Tarefa atribuída A —
Reproduza o trecho do texto sobre as queimadas na Amazônia que vai de "O montante de" até "Agrários de Santarém.", incluindo essas palavras.
Tarefa atribuída B —
Segundo o texto sobre as queimadas na Amazônia, quanto do montante de R$ 1,06 bilhão será repassado aos estados da região amazônica?
══ Texto extraído ══
O montante de R$ 1,06 bilhão será repassado da seguinte forma: R$ 430 milhões serão aplicados de forma descentralizada, sendo repassados para os estados da região amazônica, para prevenção, fiscalização e combate ao desmatamento.
Os R$ 630 milhões dizem respeito às ações da União, como a GLO (Garantia da Lei e da Ordem) e iniciativas do Ministério do Meio Ambiente e Ibama.
14 de setembro – Tem início um incêndio que atinge a região de Alter do Chão e Ponta de Pedras, em Santarém, no Pará. Com suspeitas de incêndio criminoso, a Polícia Civil do Pará tomou à frente das investigações, por meio da Delegacia de Conflitos Agrários de Santarém.
16 de setembro – Começa a ser controlado o incêndio em Alter do Chão.
16 de setembro – Peritos do Ministério Público Federal (MPF) do Projeto Amazônia Protege informa que um terço das áreas desmatadas ilegalmente e mapeadas pelo órgão este ano foi alvo de queimadas. Isto é, o fogo está sendo utilizado para consolidar ou expandir desmatamentos antigos. O laudo informa também que as áreas com focos de calor estão localizadas nos principais eixos de expansão de desmatamento na Amazônia Legal: BR -163, Sul do Amazonas, APA Triunfo do Xingu e Norte do Mato Grosso.
7 de outubro – O ministro do Supremo Tribunal Federal (STF), Alexandre de Moraes, notificou o presidente Jair Bolsonaro a explicar as suas declarações de que Organizações Não-Governamentais (ONGs) poderiam estar por trás das queimadas na Amazônia.
═══
══ Registros listados ══
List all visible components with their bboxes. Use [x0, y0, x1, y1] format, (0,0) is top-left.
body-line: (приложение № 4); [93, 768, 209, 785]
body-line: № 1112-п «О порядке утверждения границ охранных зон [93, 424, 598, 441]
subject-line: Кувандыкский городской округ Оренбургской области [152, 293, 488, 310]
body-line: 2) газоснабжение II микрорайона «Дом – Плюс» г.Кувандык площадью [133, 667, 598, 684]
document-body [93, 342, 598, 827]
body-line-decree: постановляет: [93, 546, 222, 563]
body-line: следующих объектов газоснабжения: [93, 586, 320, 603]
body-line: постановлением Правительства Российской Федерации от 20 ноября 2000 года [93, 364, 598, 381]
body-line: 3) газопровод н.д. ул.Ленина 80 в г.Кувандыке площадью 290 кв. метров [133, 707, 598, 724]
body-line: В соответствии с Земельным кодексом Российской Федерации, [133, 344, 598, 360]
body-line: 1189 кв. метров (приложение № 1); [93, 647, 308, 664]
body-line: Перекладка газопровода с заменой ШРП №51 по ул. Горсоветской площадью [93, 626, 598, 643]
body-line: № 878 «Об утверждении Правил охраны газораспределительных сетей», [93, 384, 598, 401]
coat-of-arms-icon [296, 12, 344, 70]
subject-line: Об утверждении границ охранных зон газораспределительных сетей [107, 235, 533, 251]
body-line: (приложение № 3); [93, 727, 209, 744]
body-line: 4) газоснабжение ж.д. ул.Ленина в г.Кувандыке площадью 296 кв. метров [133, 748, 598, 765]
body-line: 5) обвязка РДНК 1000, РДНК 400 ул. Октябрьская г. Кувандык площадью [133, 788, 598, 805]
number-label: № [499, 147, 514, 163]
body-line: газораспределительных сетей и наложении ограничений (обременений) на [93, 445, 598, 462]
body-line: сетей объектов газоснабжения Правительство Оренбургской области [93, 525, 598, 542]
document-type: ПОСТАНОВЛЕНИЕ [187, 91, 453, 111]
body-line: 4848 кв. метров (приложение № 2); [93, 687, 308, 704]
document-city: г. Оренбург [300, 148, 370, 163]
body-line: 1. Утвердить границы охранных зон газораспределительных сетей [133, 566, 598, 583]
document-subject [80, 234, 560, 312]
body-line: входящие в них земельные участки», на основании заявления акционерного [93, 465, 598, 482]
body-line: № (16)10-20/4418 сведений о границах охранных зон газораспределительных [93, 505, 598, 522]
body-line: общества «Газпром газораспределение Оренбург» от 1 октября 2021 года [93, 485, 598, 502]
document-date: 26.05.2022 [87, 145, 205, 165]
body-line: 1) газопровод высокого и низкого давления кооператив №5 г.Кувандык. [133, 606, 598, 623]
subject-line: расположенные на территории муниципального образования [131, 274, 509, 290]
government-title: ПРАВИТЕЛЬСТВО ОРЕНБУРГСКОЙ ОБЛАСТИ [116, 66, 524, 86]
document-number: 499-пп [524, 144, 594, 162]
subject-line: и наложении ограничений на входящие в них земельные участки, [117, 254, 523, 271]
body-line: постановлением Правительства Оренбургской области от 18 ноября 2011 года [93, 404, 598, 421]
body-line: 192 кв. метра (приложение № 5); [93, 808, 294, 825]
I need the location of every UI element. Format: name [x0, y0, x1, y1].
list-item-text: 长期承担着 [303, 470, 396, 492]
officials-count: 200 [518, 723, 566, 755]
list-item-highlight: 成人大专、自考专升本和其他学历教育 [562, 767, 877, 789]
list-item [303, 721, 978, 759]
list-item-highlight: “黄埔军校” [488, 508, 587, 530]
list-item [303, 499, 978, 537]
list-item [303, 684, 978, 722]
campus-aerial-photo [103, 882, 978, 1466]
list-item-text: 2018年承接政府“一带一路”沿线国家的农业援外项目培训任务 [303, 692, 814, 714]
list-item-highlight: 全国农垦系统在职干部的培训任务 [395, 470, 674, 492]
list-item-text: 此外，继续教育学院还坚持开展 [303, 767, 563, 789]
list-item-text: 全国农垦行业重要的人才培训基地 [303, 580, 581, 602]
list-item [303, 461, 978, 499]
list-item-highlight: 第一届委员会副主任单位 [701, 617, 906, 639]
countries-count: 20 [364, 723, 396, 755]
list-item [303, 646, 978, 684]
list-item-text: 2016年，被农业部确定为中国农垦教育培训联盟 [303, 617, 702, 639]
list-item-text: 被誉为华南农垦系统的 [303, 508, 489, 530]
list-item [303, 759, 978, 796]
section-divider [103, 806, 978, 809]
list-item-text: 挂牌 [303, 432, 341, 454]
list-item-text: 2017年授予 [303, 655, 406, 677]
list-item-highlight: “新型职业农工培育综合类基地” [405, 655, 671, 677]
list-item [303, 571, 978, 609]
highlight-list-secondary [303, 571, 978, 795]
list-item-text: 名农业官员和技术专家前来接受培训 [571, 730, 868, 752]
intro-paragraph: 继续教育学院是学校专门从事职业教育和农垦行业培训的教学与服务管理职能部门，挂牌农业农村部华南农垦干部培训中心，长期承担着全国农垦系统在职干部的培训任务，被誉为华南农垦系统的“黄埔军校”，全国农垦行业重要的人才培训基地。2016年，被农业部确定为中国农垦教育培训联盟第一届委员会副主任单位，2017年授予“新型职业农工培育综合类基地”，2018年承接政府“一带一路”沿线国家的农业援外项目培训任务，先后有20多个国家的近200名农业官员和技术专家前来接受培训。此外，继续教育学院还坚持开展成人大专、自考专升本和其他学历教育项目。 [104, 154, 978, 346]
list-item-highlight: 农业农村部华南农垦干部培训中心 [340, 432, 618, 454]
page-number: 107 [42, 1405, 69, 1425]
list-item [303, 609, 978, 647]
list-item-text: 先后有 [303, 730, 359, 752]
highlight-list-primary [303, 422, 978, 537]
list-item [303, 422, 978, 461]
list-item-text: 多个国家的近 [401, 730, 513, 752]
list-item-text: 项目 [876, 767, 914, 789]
═══
Campo de resposta A —
O montante de R$ 1,06 bilhão será repassado da seguinte forma: R$ 430 milhões serão aplicados de forma descentralizada, sendo repassados para os estados da região amazônica, para prevenção, fiscalização e combate ao desmatamento.
Os R$ 630 milhões dizem respeito às ações da União, como a GLO (Garantia da Lei e da Ordem) e iniciativas do Ministério do Meio Ambiente e Ibama.
14 de setembro – Tem início um incêndio que atinge a região de Alter do Chão e Ponta de Pedras, em Santarém, no Pará. Com suspeitas de incêndio criminoso, a Polícia Civil do Pará tomou à frente das investigações, por meio da Delegacia de Conflitos Agrários de Santarém.

Campo de resposta B —
Serão repassados R$ 430 milhões aos estados da região amazônica.